* Stated task
Select lines where the word "كلمة" appears.
╭─ Dataset
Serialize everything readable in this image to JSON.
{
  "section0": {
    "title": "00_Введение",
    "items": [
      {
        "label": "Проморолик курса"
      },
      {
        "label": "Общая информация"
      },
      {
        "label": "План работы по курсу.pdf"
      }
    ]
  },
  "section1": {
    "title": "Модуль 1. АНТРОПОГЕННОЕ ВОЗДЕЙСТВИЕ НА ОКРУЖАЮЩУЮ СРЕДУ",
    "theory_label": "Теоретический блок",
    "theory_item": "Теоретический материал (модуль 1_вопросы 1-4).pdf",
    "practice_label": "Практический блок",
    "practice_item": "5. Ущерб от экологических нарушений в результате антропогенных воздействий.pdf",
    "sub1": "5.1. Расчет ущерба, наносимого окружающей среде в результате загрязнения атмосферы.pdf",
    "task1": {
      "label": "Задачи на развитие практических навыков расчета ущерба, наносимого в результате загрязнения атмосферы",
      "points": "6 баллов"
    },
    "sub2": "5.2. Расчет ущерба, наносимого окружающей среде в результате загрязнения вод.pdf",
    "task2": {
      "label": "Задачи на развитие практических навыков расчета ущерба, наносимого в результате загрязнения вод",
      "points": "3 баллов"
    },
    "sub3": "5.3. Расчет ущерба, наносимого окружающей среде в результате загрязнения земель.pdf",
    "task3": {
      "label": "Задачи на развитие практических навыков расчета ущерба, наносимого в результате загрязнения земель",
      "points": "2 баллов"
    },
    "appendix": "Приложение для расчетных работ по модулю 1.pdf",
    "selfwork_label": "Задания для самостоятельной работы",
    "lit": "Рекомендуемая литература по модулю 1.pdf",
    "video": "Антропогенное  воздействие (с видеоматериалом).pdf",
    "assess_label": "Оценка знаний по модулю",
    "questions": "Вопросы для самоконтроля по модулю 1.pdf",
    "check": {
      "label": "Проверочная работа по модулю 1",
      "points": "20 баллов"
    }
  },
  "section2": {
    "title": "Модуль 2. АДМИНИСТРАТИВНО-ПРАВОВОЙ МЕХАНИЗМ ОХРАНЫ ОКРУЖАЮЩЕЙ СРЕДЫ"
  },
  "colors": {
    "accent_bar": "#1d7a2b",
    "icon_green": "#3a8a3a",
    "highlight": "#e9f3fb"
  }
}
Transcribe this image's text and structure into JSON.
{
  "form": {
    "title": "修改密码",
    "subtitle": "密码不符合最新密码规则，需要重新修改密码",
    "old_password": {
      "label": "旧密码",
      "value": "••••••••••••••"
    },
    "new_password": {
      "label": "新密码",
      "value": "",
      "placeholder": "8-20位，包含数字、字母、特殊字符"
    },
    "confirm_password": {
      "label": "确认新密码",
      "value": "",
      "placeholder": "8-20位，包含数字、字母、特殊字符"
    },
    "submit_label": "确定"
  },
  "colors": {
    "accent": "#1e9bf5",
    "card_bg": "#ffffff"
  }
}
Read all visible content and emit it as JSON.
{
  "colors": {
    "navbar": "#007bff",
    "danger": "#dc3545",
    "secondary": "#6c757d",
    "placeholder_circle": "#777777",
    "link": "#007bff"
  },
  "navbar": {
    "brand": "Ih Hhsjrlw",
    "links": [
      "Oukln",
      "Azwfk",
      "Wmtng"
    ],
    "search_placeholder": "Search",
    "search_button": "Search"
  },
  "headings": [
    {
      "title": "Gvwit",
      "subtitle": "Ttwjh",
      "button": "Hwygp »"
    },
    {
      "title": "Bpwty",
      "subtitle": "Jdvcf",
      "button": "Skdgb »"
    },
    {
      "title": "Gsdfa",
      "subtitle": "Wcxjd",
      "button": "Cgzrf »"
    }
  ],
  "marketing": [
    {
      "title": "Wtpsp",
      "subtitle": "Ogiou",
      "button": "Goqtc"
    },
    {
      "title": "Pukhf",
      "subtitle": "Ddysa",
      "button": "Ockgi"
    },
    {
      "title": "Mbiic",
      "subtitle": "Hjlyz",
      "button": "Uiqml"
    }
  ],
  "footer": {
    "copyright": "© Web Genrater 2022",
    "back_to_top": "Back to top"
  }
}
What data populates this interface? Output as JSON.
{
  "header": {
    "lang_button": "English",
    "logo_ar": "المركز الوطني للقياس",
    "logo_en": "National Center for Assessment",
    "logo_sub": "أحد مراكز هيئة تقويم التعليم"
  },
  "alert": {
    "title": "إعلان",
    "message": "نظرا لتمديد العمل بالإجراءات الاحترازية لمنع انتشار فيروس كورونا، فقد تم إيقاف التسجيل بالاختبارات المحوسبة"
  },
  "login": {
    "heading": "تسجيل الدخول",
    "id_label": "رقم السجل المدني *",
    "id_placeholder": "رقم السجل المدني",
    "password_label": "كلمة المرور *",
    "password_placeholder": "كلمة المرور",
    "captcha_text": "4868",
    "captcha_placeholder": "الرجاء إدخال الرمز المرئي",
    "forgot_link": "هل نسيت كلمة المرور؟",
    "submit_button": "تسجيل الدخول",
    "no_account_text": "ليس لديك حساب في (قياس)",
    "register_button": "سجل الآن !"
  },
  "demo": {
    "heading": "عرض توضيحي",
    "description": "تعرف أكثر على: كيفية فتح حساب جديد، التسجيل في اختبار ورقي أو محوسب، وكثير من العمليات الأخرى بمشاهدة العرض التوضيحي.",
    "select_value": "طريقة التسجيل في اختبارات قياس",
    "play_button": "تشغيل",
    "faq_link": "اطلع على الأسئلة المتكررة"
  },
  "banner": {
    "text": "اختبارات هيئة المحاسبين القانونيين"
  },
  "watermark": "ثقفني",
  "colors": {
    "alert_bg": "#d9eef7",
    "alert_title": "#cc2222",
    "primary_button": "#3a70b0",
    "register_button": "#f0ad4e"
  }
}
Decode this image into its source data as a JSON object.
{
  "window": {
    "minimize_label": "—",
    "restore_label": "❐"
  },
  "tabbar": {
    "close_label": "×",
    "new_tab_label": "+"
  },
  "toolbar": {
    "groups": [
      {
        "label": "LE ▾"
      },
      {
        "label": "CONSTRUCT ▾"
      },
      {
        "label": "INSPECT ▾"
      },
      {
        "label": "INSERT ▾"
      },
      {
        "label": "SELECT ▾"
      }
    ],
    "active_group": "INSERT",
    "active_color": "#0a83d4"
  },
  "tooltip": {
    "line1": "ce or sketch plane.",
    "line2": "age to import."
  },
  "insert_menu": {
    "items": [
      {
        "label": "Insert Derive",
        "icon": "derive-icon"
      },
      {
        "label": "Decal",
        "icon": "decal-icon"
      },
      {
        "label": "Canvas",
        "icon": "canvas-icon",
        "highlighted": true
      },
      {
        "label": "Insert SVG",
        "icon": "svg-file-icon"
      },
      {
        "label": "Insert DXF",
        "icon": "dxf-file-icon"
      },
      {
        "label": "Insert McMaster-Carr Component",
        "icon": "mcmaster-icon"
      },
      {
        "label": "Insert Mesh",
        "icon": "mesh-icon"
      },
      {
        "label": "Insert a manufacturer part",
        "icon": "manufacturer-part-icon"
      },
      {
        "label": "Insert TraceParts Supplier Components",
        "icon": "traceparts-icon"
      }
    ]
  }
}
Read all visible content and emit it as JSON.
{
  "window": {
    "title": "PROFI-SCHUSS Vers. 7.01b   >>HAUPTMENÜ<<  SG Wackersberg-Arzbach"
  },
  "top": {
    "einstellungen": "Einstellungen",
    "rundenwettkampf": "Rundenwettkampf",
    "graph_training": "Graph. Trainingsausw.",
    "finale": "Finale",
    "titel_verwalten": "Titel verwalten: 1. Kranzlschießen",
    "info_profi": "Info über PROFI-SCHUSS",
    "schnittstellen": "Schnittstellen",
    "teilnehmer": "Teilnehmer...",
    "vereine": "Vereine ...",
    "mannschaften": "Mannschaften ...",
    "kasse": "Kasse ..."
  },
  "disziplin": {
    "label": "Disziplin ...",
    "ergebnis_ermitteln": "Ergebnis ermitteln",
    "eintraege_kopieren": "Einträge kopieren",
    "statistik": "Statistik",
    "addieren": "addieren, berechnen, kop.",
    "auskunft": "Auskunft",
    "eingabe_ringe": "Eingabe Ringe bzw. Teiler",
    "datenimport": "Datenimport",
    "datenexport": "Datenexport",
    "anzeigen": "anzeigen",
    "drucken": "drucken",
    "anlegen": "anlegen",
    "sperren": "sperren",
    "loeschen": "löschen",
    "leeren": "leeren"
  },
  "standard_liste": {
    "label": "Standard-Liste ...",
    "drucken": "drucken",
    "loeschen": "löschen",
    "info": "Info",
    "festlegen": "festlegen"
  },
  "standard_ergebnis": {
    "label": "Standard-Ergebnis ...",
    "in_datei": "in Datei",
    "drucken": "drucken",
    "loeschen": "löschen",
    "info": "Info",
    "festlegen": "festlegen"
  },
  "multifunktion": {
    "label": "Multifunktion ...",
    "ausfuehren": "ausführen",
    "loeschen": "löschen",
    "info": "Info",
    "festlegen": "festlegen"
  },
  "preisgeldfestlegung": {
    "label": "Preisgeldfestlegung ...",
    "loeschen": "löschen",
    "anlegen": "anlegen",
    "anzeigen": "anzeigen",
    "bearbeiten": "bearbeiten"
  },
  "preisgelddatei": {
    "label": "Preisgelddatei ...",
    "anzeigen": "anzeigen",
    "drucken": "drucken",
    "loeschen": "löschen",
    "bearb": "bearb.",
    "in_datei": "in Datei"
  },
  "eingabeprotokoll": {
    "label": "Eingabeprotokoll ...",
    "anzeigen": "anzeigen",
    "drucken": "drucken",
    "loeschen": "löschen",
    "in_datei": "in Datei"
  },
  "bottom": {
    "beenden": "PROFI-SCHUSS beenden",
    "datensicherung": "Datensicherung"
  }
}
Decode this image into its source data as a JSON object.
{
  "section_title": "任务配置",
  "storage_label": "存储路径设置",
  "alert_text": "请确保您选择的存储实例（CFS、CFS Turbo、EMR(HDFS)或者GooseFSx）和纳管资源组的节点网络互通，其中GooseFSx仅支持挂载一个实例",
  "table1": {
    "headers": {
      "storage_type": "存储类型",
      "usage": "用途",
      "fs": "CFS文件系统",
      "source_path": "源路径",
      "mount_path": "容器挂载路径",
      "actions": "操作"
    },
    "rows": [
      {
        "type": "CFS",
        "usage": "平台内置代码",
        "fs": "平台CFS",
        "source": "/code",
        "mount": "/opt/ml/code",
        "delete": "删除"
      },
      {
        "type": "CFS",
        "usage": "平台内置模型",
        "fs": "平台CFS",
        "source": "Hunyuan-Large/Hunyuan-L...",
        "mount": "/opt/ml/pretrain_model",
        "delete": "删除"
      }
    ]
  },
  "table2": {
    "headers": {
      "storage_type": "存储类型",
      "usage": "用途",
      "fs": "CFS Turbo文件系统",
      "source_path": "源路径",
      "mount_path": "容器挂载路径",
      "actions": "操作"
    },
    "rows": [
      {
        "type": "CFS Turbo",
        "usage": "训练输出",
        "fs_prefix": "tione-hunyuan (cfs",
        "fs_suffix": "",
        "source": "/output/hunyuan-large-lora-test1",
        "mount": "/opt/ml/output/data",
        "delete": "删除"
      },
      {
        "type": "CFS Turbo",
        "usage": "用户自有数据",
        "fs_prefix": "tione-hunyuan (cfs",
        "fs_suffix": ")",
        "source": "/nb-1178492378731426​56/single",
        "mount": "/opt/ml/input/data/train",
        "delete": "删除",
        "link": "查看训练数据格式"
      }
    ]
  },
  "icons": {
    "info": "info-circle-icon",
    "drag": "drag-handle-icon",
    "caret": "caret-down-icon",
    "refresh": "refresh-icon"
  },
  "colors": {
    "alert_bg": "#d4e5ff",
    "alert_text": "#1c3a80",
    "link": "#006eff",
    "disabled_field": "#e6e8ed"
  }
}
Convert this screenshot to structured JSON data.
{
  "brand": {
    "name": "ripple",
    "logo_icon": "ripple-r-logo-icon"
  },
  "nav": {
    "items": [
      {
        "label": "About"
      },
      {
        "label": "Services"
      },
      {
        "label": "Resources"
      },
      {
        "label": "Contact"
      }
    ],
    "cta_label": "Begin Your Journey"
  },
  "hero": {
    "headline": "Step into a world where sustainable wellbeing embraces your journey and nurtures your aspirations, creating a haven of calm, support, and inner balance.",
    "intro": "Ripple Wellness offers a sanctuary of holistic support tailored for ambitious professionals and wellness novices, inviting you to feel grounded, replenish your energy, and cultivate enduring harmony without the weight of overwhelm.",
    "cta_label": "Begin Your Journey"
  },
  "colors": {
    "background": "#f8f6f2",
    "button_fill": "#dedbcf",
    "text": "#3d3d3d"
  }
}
╰─
* Response
    "password_label": "كلمة المرور *",
    "password_placeholder": "كلمة المرور",
    "forgot_link": "هل نسيت كلمة المرور؟",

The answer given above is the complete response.